▶ [Problem description] Report every line from the material that contains the word "name".
··· Records supplied ···
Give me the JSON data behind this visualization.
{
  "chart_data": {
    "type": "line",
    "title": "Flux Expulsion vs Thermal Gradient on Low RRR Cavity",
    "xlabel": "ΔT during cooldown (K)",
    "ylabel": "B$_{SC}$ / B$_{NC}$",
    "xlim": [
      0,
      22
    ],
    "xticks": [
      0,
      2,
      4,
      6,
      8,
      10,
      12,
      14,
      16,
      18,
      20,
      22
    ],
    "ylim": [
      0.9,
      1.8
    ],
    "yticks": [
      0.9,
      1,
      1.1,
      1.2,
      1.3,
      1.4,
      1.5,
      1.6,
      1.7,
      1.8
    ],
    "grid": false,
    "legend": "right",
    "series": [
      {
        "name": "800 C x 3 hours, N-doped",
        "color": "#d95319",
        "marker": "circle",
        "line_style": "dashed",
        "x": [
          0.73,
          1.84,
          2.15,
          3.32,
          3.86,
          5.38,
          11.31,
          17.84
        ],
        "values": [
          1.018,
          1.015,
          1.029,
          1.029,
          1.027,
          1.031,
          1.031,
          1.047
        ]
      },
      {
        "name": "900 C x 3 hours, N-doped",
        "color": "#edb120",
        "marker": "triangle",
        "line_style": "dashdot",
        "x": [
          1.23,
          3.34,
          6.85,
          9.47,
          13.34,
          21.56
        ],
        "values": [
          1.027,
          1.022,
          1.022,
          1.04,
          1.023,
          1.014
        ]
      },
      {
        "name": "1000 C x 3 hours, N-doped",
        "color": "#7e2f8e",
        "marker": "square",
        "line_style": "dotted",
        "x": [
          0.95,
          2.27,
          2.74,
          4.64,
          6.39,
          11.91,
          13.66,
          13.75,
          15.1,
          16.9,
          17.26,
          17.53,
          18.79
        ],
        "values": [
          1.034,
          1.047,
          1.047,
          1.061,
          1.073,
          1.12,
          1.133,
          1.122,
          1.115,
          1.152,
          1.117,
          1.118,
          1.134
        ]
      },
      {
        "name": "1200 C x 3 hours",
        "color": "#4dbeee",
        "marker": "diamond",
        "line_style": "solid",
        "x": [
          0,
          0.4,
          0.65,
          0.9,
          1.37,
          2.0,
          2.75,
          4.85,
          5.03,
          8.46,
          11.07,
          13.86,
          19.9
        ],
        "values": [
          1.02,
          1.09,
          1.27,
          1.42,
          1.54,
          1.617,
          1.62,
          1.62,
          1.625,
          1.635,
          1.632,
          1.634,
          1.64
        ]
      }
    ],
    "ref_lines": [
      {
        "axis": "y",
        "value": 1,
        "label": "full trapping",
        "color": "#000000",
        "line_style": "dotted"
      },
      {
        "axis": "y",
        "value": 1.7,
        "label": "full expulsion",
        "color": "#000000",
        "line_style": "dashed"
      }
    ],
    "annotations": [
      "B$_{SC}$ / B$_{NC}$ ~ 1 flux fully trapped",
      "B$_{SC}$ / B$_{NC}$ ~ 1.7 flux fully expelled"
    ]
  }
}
···
▶ [Task solution]
        "name": "800 C x 3 hours, N-doped",
        "name": "900 C x 3 hours, N-doped",
        "name": "1000 C x 3 hours, N-doped",
        "name": "1200 C x 3 hours",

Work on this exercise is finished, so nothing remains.